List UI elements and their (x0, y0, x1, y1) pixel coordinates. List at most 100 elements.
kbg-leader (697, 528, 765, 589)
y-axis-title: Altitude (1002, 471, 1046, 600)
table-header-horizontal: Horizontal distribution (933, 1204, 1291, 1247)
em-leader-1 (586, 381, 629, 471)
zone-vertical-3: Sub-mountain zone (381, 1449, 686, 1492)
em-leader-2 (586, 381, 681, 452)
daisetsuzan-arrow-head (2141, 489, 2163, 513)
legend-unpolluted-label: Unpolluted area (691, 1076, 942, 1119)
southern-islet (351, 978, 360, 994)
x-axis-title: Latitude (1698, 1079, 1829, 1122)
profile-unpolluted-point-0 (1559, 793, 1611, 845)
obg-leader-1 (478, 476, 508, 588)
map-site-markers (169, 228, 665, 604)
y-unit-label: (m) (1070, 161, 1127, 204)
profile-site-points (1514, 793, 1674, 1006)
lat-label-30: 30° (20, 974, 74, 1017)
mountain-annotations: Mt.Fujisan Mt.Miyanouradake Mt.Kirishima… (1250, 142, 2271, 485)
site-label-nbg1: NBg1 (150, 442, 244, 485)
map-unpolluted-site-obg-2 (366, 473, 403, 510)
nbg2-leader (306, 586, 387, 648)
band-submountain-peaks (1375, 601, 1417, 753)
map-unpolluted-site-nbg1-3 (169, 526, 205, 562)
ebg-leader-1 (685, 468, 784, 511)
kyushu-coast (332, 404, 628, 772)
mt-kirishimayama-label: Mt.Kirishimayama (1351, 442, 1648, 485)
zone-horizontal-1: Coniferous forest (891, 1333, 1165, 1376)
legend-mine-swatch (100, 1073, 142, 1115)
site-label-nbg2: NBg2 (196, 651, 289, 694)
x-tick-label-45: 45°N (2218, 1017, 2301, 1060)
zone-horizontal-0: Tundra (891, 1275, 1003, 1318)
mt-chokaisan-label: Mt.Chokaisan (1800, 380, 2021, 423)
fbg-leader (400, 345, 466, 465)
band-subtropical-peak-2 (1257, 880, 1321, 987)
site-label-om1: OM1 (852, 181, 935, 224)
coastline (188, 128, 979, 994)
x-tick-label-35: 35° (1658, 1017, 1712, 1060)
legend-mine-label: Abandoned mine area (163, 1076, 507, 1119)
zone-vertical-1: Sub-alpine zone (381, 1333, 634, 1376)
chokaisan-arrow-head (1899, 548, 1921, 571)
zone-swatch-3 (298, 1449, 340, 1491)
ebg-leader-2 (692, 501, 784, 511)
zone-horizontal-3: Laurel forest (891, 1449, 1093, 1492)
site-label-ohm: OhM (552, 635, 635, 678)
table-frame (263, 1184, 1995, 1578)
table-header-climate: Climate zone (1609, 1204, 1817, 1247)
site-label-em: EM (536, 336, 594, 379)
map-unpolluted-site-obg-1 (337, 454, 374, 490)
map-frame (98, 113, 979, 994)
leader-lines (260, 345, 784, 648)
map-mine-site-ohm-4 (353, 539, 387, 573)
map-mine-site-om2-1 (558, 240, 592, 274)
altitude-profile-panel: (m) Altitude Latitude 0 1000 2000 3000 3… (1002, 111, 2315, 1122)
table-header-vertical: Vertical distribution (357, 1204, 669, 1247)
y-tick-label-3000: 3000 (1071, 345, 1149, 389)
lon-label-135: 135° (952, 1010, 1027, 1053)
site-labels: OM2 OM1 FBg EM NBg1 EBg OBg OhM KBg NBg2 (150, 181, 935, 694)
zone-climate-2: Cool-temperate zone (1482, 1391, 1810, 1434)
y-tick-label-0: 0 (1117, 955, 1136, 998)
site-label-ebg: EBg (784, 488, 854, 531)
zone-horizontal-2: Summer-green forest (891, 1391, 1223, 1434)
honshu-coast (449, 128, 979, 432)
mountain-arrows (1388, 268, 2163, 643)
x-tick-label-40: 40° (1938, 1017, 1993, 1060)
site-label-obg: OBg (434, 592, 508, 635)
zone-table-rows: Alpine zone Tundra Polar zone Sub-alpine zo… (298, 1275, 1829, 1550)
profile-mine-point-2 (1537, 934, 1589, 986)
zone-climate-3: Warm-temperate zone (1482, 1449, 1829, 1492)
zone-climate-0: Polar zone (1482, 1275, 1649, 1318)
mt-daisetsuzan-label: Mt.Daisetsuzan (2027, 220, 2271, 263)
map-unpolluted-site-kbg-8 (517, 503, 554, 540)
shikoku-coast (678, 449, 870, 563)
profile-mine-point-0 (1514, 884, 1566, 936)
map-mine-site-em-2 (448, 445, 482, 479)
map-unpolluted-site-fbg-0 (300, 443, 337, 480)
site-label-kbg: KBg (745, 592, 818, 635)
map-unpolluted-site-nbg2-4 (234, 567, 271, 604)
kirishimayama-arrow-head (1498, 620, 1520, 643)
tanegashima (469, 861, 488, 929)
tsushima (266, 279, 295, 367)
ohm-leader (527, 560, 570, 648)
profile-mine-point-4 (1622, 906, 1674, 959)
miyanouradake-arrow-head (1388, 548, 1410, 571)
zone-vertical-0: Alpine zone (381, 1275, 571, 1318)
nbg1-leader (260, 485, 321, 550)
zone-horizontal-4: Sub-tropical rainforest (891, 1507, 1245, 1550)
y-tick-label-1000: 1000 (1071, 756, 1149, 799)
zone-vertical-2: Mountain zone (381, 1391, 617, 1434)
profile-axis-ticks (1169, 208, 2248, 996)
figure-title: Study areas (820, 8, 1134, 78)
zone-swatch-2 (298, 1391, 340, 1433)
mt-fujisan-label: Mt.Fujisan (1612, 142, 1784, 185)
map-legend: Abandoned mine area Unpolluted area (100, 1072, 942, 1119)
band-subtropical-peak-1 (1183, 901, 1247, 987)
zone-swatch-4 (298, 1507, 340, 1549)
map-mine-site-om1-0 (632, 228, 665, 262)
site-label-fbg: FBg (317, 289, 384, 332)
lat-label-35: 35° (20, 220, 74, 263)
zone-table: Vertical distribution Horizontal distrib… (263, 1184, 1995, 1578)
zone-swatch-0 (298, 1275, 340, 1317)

-*-*-

Rename "Coniferous forest" to "Boreal forest" in the items starting at the top of the records and ending at the line that contains "site-label-ohm: OhM (552, 635, 635, 678)", and reproduce those lines with no other change.

Result of the exercise -
List UI elements and their (x0, y0, x1, y1) pixel coordinates. List at most 100 elements.
kbg-leader (697, 528, 765, 589)
y-axis-title: Altitude (1002, 471, 1046, 600)
table-header-horizontal: Horizontal distribution (933, 1204, 1291, 1247)
em-leader-1 (586, 381, 629, 471)
zone-vertical-3: Sub-mountain zone (381, 1449, 686, 1492)
em-leader-2 (586, 381, 681, 452)
daisetsuzan-arrow-head (2141, 489, 2163, 513)
legend-unpolluted-label: Unpolluted area (691, 1076, 942, 1119)
southern-islet (351, 978, 360, 994)
x-axis-title: Latitude (1698, 1079, 1829, 1122)
profile-unpolluted-point-0 (1559, 793, 1611, 845)
obg-leader-1 (478, 476, 508, 588)
map-site-markers (169, 228, 665, 604)
y-unit-label: (m) (1070, 161, 1127, 204)
profile-site-points (1514, 793, 1674, 1006)
lat-label-30: 30° (20, 974, 74, 1017)
mountain-annotations: Mt.Fujisan Mt.Miyanouradake Mt.Kirishima… (1250, 142, 2271, 485)
site-label-nbg1: NBg1 (150, 442, 244, 485)
map-unpolluted-site-obg-2 (366, 473, 403, 510)
nbg2-leader (306, 586, 387, 648)
band-submountain-peaks (1375, 601, 1417, 753)
map-unpolluted-site-nbg1-3 (169, 526, 205, 562)
ebg-leader-1 (685, 468, 784, 511)
kyushu-coast (332, 404, 628, 772)
mt-kirishimayama-label: Mt.Kirishimayama (1351, 442, 1648, 485)
zone-horizontal-1: Boreal forest (891, 1333, 1165, 1376)
legend-mine-swatch (100, 1073, 142, 1115)
site-label-nbg2: NBg2 (196, 651, 289, 694)
x-tick-label-45: 45°N (2218, 1017, 2301, 1060)
zone-horizontal-0: Tundra (891, 1275, 1003, 1318)
mt-chokaisan-label: Mt.Chokaisan (1800, 380, 2021, 423)
fbg-leader (400, 345, 466, 465)
band-subtropical-peak-2 (1257, 880, 1321, 987)
site-label-om1: OM1 (852, 181, 935, 224)
coastline (188, 128, 979, 994)
x-tick-label-35: 35° (1658, 1017, 1712, 1060)
legend-mine-label: Abandoned mine area (163, 1076, 507, 1119)
zone-vertical-1: Sub-alpine zone (381, 1333, 634, 1376)
chokaisan-arrow-head (1899, 548, 1921, 571)
zone-swatch-3 (298, 1449, 340, 1491)
ebg-leader-2 (692, 501, 784, 511)
zone-horizontal-3: Laurel forest (891, 1449, 1093, 1492)
site-label-ohm: OhM (552, 635, 635, 678)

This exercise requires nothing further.